**YOUR TASK**
From the listing below, extract each line containing the string "content".

start EXTRACTED ENTRIES

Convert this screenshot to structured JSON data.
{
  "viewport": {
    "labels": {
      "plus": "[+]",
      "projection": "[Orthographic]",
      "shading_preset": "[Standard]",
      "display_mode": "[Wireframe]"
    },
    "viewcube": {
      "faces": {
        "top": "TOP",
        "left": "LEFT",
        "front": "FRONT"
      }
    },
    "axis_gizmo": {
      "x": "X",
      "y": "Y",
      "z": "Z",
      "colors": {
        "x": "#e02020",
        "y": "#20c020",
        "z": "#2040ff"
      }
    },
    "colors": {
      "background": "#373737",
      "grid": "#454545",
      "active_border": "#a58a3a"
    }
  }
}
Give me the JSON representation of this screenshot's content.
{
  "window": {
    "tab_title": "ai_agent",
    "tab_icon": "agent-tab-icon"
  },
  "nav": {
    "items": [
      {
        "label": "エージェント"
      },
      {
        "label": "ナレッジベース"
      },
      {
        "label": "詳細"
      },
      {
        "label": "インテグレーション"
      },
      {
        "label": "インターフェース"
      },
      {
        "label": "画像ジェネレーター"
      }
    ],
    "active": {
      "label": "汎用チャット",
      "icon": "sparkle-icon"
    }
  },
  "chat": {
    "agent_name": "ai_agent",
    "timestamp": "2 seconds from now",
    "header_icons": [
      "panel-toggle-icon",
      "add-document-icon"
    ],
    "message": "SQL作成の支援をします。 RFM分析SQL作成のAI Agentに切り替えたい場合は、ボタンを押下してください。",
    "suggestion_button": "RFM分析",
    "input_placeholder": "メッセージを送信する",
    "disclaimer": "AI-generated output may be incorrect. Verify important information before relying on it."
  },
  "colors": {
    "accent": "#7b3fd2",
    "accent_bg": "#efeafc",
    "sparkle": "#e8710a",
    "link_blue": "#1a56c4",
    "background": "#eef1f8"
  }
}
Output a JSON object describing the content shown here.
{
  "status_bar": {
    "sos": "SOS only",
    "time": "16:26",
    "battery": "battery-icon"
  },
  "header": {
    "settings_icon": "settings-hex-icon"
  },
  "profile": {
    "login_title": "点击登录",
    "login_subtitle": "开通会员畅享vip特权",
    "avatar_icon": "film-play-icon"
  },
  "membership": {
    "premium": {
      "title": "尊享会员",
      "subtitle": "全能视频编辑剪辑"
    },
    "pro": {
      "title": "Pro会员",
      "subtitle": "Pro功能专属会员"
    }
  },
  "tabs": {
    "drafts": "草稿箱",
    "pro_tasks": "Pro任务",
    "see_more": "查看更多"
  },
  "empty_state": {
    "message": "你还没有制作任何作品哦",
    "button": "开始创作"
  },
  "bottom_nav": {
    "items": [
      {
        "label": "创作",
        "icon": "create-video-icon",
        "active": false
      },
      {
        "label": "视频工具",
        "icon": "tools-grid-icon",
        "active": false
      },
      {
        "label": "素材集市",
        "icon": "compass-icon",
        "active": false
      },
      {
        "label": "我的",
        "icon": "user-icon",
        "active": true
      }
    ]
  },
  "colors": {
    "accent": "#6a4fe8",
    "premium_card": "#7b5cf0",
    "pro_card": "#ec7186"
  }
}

end EXTRACTED ENTRIES

**RESPONSE FOR THIS EXERCISE**
Give me the JSON representation of this screenshot's content.
Output a JSON object describing the content shown here.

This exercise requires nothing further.